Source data
* Start *
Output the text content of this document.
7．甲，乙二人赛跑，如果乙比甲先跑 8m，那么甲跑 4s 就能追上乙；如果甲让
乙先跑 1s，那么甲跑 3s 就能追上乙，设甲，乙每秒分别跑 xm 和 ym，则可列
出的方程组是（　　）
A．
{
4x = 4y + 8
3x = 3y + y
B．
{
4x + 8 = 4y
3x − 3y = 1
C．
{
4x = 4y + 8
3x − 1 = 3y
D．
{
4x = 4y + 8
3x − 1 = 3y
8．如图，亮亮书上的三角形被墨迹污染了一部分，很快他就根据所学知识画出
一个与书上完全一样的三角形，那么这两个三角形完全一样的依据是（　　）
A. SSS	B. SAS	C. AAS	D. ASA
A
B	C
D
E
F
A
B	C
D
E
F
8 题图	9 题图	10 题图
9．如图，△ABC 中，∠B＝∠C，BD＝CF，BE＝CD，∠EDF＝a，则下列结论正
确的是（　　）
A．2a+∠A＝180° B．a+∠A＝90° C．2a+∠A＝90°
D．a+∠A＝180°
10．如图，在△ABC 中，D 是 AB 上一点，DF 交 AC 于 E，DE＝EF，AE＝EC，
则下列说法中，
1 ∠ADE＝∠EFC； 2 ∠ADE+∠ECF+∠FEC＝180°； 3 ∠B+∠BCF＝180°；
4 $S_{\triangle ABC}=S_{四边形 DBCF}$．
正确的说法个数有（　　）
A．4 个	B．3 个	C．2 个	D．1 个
* End *
◆ YOUR TASK: Print all of the entries exactly as they appear.

◆ TASK RESULT:
Output the text content of this document.
7．甲，乙二人赛跑，如果乙比甲先跑 8m，那么甲跑 4s 就能追上乙；如果甲让
乙先跑 1s，那么甲跑 3s 就能追上乙，设甲，乙每秒分别跑 xm 和 ym，则可列
出的方程组是（　　）
A．
{
4x = 4y + 8
3x = 3y + y
B．
{
4x + 8 = 4y
3x − 3y = 1
C．
{
4x = 4y + 8
3x − 1 = 3y
D．
{
4x = 4y + 8
3x − 1 = 3y
8．如图，亮亮书上的三角形被墨迹污染了一部分，很快他就根据所学知识画出
一个与书上完全一样的三角形，那么这两个三角形完全一样的依据是（　　）
A. SSS	B. SAS	C. AAS	D. ASA
A
B	C
D
E
F
A
B	C
D
E
F
8 题图	9 题图	10 题图
9．如图，△ABC 中，∠B＝∠C，BD＝CF，BE＝CD，∠EDF＝a，则下列结论正
确的是（　　）
A．2a+∠A＝180° B．a+∠A＝90° C．2a+∠A＝90°
D．a+∠A＝180°
10．如图，在△ABC 中，D 是 AB 上一点，DF 交 AC 于 E，DE＝EF，AE＝EC，
则下列说法中，
1 ∠ADE＝∠EFC； 2 ∠ADE+∠ECF+∠FEC＝180°； 3 ∠B+∠BCF＝180°；
4 $S_{\triangle ABC}=S_{四边形 DBCF}$．
正确的说法个数有（　　）
A．4 个	B．3 个	C．2 个	D．1 个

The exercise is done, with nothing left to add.